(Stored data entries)
•••••

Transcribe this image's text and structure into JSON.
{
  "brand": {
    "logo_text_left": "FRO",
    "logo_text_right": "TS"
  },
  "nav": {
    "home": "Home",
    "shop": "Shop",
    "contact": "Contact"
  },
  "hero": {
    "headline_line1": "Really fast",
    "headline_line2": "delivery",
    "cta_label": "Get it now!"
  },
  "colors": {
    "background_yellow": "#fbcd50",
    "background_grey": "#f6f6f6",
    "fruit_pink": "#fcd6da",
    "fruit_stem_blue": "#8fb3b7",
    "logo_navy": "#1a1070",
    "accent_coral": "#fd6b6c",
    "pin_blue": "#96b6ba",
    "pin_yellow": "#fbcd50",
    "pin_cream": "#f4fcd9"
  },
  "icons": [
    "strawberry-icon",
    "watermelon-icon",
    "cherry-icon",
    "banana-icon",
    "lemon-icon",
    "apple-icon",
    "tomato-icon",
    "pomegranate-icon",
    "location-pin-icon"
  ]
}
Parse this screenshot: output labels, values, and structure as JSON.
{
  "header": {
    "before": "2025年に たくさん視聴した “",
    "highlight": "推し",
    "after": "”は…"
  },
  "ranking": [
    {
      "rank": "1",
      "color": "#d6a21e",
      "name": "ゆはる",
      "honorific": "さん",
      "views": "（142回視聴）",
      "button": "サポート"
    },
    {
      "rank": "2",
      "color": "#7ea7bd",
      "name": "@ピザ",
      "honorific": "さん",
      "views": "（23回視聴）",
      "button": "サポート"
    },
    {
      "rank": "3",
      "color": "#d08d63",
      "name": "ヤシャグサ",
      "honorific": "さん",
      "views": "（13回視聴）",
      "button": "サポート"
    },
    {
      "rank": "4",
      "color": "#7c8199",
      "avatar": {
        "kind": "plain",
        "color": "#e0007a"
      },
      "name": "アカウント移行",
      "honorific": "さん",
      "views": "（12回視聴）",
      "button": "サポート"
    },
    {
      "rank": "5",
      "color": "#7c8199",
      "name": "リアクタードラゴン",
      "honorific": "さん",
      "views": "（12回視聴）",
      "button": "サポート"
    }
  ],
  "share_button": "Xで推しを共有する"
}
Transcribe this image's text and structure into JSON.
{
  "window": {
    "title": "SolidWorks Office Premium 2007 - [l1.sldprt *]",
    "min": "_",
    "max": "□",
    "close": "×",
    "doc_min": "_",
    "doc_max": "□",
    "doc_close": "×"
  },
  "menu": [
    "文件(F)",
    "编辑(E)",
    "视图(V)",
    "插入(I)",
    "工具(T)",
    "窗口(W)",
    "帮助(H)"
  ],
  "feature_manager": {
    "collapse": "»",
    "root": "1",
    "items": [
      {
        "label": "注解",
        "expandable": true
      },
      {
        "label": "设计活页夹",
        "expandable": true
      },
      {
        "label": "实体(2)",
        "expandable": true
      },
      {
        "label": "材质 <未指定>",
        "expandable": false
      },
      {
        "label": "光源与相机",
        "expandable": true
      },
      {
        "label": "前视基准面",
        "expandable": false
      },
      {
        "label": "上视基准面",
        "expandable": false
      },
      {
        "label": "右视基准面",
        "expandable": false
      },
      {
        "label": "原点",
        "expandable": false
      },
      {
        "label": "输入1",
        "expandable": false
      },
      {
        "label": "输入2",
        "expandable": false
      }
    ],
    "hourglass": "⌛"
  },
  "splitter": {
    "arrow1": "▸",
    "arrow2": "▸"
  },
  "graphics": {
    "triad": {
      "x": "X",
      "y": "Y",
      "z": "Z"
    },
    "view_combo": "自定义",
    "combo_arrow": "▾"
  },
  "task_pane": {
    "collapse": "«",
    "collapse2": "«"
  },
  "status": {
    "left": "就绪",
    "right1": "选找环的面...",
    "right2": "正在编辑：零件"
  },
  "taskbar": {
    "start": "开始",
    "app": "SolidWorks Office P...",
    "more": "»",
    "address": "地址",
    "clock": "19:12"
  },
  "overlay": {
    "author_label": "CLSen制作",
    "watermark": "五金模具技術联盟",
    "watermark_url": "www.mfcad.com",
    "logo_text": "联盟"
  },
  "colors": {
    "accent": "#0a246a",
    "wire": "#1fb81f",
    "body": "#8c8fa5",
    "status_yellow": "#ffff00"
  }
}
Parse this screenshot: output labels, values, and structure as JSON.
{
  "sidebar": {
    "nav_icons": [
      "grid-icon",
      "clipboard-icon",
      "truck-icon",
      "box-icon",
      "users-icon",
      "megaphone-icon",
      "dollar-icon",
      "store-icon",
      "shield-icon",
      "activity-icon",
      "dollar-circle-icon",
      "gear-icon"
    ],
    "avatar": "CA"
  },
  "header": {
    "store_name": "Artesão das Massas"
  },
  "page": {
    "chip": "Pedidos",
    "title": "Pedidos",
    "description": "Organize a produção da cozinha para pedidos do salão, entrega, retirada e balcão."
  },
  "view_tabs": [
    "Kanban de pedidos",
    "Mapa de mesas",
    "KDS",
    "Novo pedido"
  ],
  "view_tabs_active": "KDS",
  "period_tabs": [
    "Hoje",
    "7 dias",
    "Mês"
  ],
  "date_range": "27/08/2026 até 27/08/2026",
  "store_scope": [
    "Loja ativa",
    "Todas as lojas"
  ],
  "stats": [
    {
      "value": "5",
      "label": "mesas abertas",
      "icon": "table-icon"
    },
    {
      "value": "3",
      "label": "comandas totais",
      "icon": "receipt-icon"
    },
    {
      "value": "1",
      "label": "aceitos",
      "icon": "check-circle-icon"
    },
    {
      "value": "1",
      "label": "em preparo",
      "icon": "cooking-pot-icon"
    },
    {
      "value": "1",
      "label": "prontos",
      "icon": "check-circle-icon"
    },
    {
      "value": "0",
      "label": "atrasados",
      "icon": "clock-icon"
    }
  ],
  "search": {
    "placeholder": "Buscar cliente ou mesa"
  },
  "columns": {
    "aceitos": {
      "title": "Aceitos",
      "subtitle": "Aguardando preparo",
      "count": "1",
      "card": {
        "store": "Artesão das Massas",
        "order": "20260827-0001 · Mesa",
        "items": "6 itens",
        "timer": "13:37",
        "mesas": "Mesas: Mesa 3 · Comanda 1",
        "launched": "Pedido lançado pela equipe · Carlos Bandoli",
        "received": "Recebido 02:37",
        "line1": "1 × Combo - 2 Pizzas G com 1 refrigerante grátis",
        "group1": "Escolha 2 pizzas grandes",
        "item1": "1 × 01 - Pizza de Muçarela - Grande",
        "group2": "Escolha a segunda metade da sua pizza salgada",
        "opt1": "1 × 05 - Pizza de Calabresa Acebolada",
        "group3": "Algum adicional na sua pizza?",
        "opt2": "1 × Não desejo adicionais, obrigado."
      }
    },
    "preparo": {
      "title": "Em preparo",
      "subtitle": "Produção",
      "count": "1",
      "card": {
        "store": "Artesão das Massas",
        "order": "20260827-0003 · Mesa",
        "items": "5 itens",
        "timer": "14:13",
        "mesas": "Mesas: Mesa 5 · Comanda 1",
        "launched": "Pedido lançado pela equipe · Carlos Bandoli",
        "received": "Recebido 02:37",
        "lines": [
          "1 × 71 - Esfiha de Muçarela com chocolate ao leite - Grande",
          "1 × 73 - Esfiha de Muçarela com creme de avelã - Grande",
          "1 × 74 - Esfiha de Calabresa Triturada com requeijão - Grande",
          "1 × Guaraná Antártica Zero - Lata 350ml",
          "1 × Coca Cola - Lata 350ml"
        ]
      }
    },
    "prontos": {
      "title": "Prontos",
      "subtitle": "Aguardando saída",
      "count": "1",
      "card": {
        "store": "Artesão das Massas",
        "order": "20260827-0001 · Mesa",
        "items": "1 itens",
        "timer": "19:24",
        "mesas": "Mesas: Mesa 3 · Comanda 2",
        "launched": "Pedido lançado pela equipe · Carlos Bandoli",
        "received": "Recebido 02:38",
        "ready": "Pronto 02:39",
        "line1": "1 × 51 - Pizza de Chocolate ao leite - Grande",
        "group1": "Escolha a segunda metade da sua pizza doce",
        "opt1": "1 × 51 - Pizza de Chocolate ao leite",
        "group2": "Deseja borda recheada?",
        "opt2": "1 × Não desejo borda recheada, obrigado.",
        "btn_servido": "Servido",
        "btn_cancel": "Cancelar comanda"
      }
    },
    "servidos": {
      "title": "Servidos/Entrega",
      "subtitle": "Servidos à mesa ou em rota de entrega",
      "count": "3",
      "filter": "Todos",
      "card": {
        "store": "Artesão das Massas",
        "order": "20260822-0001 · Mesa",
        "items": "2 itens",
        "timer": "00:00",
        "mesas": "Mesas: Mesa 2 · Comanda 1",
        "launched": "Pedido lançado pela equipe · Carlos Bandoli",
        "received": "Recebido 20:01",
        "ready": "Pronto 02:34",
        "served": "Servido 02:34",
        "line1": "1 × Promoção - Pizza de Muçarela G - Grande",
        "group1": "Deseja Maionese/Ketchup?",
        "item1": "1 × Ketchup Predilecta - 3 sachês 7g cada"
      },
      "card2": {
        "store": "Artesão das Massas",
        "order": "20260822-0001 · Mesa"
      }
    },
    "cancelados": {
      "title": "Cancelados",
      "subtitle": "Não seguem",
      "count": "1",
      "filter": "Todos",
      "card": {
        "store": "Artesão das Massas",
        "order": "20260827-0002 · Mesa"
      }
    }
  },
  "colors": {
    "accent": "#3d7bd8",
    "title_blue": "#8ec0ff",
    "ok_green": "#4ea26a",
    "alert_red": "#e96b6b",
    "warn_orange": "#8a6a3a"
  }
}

•••••

> _DIRECTIVE_: Find every line in the records that contains the word "Recebido"; copy those lines.

> _CORRECT OUTPUT_:
        "received": "Recebido 02:37",
        "received": "Recebido 02:37",
        "received": "Recebido 02:38",
        "received": "Recebido 20:01",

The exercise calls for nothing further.